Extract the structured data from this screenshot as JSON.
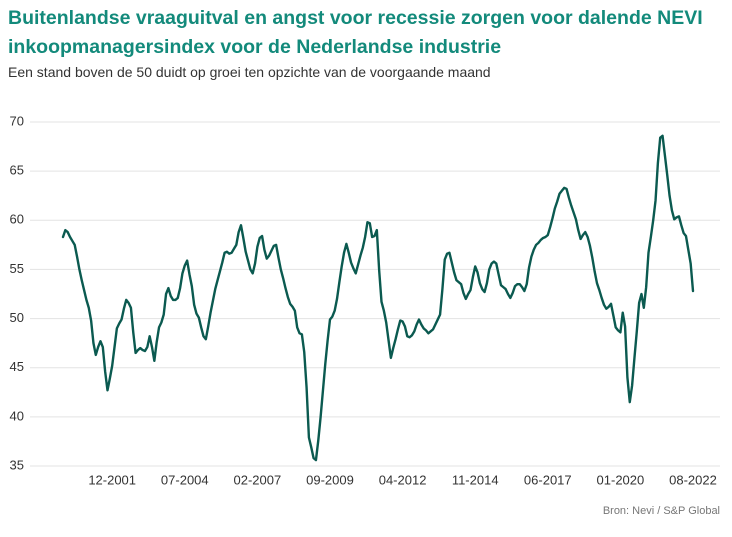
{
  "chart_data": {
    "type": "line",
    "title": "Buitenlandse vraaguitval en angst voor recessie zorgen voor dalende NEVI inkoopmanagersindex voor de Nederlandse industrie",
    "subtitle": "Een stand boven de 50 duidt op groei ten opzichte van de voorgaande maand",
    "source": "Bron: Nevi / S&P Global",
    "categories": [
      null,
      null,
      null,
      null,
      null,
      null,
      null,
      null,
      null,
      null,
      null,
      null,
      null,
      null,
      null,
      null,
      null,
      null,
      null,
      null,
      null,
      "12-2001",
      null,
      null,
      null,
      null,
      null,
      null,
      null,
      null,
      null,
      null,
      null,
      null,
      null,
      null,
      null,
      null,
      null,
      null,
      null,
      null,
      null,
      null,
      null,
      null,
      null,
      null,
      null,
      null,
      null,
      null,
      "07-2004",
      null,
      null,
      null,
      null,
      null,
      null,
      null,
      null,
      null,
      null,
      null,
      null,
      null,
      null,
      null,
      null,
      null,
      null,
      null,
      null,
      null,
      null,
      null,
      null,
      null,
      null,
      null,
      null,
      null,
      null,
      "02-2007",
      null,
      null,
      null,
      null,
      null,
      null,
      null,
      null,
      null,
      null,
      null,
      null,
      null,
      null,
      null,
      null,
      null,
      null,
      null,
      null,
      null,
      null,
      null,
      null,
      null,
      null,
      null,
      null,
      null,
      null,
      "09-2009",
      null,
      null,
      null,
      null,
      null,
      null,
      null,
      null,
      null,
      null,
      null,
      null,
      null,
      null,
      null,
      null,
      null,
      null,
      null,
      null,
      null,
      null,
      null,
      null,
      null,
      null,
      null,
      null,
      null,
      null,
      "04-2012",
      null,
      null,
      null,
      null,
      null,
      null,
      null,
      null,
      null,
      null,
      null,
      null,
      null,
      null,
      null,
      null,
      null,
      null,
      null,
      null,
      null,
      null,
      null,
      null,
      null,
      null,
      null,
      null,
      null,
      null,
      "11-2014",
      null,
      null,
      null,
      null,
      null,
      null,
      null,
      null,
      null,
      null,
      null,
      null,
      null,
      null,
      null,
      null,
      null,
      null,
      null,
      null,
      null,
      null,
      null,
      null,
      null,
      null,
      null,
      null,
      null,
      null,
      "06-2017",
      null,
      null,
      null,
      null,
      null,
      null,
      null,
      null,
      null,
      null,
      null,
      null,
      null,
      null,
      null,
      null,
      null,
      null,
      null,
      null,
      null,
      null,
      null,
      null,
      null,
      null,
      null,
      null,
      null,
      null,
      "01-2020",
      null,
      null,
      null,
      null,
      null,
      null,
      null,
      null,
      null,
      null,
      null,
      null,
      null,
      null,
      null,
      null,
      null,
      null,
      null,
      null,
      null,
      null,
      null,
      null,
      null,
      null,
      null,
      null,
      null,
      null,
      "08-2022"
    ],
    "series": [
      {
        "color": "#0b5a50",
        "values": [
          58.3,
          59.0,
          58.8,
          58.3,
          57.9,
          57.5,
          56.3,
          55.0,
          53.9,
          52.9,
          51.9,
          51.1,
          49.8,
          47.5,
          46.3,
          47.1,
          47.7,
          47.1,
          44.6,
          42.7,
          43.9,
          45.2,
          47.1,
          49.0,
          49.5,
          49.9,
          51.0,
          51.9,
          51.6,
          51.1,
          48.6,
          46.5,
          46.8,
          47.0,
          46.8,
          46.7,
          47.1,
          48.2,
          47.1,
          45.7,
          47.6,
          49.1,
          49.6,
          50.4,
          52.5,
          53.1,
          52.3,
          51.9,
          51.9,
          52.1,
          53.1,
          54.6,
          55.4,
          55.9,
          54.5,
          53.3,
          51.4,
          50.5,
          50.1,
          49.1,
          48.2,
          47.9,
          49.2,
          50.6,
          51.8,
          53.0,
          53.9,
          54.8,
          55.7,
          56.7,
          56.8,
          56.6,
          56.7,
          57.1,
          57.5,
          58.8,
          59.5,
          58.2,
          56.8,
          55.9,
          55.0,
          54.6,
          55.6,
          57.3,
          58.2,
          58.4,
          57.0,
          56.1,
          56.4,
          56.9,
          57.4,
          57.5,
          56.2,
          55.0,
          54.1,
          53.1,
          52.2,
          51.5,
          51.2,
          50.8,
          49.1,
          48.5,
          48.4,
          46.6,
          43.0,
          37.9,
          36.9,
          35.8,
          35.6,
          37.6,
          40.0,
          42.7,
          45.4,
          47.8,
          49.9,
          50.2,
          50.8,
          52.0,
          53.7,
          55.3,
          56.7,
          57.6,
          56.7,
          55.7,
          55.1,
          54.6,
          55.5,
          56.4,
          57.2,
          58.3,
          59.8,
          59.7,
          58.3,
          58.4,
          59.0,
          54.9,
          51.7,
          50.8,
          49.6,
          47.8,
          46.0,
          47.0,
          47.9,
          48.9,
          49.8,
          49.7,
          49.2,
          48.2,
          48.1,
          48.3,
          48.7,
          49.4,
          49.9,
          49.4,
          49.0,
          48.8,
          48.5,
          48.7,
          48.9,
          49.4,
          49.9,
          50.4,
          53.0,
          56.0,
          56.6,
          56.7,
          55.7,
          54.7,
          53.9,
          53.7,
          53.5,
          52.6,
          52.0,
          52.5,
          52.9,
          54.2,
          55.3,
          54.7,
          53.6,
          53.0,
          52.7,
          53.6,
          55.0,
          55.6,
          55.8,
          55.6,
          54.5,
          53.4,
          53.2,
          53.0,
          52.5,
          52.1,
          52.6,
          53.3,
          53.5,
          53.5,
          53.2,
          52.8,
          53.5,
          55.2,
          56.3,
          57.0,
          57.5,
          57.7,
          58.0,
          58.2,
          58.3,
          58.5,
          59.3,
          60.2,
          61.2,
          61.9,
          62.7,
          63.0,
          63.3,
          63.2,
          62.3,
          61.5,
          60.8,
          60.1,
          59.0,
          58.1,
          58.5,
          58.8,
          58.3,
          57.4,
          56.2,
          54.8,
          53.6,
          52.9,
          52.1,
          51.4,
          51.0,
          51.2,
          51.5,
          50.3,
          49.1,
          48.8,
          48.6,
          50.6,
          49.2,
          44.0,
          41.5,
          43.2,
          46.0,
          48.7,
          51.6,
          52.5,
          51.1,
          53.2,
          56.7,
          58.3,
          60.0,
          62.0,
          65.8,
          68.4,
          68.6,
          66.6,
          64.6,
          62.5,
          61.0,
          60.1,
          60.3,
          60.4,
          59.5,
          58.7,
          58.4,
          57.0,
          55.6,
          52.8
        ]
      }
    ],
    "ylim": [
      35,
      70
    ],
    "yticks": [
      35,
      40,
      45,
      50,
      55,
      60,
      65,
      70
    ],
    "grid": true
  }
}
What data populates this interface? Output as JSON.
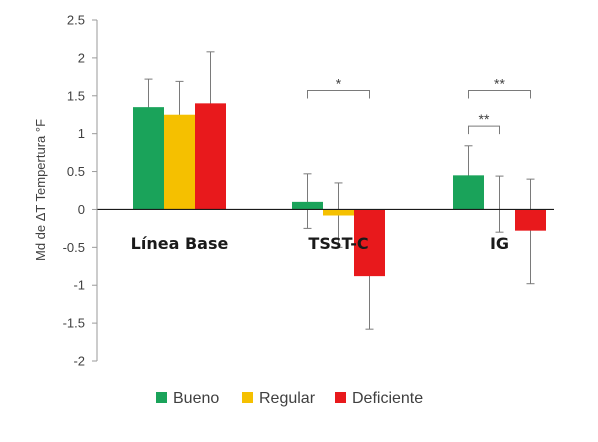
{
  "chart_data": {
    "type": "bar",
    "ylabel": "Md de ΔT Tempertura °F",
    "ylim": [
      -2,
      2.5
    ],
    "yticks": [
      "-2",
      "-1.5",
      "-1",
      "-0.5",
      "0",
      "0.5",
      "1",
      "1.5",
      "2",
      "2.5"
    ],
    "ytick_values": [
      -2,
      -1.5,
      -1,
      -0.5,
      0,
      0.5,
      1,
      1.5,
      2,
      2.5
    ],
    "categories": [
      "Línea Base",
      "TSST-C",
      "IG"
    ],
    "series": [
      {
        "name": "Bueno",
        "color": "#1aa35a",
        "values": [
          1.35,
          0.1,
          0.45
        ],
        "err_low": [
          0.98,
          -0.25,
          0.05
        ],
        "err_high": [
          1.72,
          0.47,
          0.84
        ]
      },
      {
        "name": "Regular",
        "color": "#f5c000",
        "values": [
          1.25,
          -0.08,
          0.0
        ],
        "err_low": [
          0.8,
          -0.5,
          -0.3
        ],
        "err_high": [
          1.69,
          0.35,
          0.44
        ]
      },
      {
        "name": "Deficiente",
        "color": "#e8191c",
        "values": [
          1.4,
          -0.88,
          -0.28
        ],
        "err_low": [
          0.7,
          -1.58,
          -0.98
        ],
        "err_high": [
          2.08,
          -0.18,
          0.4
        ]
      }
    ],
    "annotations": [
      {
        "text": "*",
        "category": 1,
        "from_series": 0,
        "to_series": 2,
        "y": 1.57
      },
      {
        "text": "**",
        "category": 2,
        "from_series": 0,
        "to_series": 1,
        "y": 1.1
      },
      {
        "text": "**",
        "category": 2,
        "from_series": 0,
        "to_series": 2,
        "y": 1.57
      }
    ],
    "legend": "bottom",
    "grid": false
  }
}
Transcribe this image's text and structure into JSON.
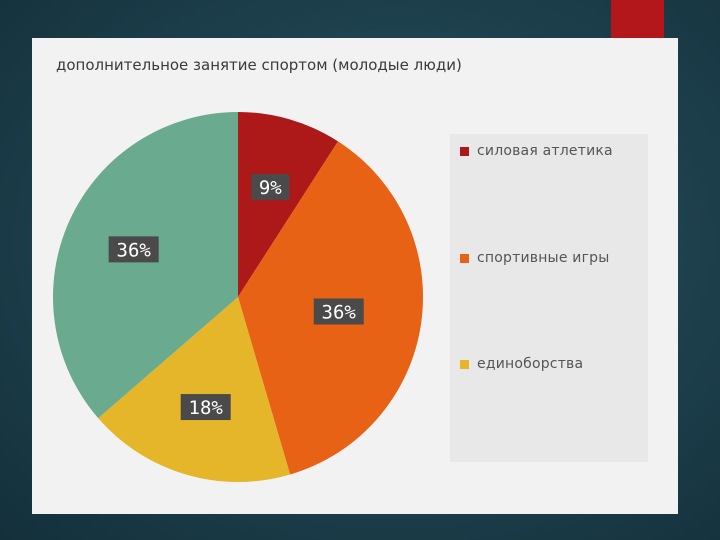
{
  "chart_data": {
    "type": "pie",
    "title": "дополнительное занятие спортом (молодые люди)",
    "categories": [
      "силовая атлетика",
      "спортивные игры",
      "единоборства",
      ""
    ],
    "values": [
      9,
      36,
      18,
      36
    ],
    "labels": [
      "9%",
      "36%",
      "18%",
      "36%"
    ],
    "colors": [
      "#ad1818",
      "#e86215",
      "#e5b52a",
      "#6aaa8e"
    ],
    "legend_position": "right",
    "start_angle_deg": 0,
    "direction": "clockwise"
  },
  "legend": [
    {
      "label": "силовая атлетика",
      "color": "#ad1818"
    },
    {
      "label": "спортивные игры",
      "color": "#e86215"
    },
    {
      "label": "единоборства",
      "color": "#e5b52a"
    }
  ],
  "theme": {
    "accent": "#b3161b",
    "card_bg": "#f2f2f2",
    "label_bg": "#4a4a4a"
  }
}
+ + +
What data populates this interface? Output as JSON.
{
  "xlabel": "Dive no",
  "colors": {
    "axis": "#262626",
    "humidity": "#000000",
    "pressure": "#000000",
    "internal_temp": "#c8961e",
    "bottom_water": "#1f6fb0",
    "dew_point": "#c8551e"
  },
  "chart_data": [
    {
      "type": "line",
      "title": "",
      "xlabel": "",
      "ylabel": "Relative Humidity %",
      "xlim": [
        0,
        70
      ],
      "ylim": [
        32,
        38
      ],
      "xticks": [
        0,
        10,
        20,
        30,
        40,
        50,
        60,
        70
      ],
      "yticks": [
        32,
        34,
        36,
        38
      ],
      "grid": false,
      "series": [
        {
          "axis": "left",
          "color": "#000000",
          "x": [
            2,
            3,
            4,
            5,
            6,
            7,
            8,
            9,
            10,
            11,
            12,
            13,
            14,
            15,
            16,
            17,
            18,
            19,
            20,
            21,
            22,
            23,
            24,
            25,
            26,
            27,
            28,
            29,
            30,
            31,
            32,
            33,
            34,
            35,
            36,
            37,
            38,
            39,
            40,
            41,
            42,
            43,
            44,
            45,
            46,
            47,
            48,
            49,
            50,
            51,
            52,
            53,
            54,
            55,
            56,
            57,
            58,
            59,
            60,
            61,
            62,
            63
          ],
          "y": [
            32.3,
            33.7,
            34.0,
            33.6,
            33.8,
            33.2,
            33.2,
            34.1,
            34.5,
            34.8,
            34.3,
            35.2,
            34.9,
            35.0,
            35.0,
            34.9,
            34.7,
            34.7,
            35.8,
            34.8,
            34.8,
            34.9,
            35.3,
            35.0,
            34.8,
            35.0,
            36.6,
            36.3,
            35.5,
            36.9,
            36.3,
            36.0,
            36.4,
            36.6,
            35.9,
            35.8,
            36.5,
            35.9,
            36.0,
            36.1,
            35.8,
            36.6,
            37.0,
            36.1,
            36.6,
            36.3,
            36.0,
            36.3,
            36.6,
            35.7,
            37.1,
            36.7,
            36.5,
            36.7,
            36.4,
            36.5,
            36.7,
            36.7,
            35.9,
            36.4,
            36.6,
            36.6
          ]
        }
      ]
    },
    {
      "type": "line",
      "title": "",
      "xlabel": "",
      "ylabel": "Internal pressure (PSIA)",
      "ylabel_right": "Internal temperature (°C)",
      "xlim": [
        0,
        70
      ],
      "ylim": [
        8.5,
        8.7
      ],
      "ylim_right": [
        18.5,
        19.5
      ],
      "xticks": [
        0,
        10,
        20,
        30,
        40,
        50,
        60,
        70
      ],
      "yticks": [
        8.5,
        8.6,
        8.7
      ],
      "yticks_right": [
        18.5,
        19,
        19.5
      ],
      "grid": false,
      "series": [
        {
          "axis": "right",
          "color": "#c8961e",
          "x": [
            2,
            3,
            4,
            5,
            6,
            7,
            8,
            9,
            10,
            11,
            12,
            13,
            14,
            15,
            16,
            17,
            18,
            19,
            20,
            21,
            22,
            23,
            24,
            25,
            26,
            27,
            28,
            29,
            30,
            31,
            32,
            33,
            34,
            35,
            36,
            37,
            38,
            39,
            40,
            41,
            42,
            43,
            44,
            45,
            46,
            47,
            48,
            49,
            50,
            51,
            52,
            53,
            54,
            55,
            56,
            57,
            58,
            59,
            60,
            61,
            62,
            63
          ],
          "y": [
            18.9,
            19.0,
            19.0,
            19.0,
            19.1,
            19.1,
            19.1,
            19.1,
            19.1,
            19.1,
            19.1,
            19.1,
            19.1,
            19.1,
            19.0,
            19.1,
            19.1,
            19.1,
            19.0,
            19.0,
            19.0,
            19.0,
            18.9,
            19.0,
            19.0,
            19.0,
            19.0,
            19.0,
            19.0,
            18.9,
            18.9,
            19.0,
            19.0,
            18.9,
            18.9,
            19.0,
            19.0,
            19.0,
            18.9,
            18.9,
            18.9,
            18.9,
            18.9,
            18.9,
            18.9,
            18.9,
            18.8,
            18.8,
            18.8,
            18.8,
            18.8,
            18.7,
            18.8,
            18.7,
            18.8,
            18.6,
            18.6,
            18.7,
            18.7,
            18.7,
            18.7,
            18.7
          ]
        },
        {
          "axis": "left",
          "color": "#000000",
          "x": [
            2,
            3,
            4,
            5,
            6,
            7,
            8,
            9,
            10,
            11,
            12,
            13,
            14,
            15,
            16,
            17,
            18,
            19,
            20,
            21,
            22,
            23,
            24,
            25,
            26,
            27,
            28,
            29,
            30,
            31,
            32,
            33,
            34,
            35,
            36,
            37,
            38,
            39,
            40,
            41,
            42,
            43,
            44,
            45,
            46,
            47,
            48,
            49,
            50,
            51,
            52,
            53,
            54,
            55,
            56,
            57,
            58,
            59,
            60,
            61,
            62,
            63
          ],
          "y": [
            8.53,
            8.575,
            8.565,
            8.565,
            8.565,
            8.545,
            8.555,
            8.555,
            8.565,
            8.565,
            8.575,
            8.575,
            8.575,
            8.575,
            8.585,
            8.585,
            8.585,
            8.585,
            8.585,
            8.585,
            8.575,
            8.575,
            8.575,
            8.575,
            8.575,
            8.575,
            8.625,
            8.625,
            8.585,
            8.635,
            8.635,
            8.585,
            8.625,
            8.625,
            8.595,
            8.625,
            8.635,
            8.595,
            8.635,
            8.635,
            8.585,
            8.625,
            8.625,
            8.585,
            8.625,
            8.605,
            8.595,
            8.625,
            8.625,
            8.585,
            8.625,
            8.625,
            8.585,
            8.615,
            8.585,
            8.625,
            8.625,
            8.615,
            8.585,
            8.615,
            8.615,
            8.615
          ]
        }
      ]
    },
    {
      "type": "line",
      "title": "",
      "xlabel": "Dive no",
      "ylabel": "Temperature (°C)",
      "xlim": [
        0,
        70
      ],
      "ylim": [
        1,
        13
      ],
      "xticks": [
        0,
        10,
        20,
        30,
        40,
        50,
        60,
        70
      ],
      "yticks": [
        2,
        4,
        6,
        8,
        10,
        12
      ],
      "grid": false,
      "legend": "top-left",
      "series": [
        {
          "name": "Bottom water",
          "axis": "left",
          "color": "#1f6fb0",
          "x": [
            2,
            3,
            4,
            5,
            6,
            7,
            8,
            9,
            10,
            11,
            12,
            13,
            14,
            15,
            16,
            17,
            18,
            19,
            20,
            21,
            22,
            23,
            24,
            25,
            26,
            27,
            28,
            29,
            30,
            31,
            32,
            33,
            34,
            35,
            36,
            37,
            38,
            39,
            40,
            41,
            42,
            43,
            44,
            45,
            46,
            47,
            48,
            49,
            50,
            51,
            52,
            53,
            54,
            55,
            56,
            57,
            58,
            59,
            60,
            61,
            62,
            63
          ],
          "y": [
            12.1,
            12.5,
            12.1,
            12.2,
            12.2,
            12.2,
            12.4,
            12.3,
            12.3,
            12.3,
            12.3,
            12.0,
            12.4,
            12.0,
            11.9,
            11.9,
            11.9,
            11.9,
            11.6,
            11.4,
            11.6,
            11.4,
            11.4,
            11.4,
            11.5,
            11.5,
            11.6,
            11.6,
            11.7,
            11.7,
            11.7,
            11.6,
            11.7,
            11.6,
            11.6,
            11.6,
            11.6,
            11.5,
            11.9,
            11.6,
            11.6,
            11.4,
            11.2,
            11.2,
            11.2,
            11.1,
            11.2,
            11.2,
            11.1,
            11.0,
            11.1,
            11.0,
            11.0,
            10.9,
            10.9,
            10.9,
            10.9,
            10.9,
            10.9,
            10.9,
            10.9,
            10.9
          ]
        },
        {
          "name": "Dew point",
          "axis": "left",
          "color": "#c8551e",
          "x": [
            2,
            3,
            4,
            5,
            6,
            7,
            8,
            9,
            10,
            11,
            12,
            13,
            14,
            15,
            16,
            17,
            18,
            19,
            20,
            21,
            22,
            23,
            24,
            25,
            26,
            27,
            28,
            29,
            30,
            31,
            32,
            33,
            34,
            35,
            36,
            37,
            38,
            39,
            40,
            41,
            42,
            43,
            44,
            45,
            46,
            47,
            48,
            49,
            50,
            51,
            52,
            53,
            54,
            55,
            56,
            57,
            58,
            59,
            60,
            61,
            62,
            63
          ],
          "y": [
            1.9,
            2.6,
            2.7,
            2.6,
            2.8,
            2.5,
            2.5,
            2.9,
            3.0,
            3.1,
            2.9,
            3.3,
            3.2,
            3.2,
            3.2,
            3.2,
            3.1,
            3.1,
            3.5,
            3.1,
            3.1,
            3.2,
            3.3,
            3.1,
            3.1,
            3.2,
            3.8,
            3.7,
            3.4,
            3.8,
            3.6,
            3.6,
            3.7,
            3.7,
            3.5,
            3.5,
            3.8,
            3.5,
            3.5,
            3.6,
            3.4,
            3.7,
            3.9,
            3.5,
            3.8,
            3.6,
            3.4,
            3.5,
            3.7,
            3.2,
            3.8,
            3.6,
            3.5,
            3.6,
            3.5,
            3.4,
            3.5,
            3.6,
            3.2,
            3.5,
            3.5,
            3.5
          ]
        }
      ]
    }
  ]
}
+ + +
What needs to be done: In the listing, find every line containing the word "спортивные" and list it.

Solution:
      "спортивные игры",
      "label": "спортивные игры",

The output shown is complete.